Give nothing except the number of lines containing the word "Moreno".

^^^^

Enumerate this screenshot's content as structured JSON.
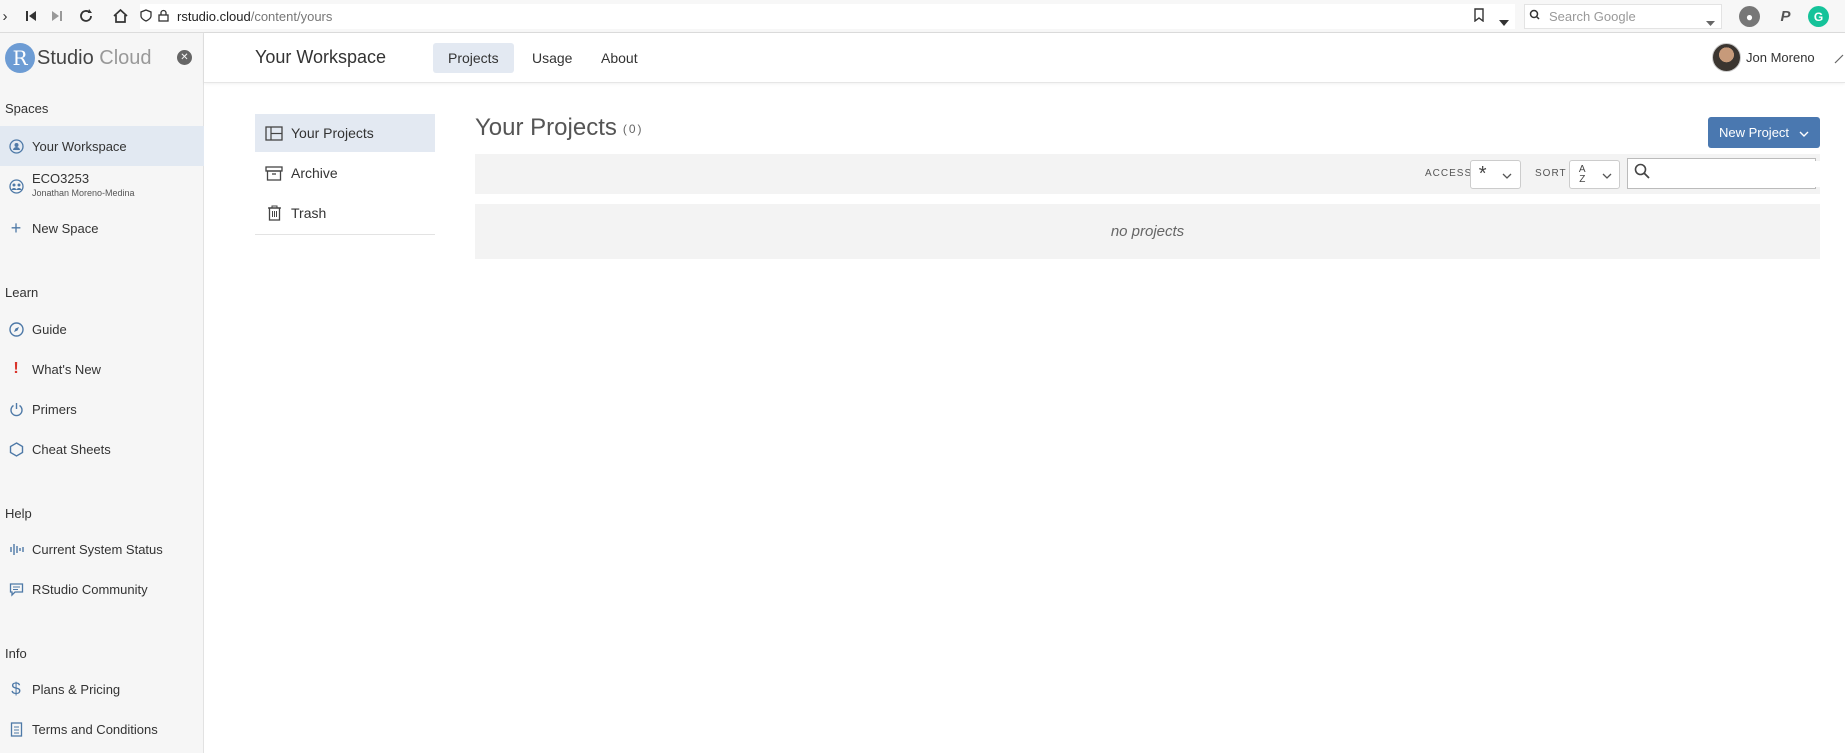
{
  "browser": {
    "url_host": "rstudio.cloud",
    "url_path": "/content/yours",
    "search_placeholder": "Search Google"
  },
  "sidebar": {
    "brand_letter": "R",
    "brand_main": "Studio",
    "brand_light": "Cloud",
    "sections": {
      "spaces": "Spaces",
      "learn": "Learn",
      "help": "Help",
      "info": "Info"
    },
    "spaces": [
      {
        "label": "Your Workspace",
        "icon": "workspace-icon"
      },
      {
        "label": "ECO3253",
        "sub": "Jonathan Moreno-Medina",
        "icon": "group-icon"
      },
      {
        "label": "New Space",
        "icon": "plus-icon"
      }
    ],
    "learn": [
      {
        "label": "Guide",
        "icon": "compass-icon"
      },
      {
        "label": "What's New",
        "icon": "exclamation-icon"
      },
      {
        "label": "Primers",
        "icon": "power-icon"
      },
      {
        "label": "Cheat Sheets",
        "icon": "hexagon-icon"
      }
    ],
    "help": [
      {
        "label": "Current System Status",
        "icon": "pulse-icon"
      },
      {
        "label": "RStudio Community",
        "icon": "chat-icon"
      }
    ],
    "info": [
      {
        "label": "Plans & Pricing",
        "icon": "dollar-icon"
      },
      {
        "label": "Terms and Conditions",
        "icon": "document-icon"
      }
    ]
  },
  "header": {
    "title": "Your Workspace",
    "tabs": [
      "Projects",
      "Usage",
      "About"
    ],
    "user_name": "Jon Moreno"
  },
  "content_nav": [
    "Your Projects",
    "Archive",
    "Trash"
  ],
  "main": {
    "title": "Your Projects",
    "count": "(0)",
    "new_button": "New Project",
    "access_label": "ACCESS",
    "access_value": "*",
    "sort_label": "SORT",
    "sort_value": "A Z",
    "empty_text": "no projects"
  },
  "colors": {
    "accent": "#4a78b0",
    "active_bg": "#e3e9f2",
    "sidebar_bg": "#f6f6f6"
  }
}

^^^^

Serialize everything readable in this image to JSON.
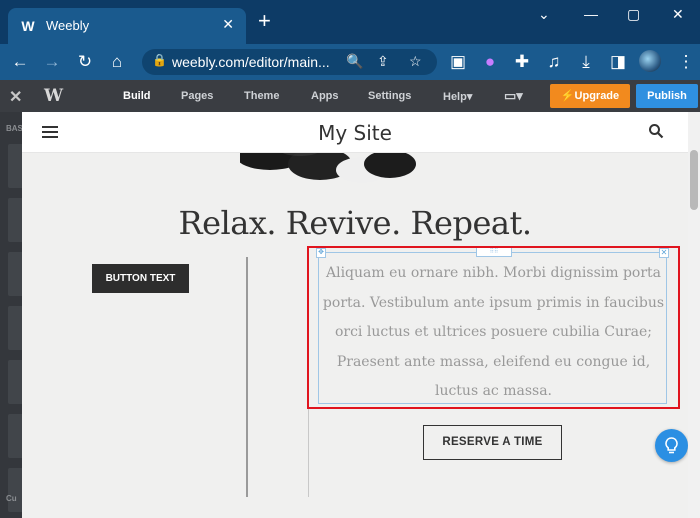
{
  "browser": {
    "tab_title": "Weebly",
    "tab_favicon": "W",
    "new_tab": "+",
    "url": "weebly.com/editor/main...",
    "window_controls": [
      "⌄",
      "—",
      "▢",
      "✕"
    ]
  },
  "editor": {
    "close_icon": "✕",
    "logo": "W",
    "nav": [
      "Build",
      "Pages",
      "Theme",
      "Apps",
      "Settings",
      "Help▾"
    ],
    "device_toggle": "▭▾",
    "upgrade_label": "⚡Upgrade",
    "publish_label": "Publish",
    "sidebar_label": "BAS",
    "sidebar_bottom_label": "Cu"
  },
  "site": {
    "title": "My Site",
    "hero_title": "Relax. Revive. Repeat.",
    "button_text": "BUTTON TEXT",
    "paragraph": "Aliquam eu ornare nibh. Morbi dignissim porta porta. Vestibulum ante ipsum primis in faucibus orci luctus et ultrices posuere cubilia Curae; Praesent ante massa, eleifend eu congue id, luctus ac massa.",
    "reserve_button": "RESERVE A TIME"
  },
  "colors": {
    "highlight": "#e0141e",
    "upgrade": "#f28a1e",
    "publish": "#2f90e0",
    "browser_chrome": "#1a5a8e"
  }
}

^^^^

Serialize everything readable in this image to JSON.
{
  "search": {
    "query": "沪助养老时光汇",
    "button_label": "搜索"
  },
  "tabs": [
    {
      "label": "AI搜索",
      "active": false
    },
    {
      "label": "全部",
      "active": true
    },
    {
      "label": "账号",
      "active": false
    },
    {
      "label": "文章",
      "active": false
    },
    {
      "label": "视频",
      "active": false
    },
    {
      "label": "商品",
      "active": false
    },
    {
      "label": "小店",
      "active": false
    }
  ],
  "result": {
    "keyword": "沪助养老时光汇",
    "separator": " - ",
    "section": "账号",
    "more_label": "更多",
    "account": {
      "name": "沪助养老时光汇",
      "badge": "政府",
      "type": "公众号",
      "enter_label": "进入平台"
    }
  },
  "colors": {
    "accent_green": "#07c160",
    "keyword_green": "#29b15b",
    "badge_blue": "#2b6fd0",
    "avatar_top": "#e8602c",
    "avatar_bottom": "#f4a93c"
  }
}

^^^^

▸ **Solution to this problem**: 2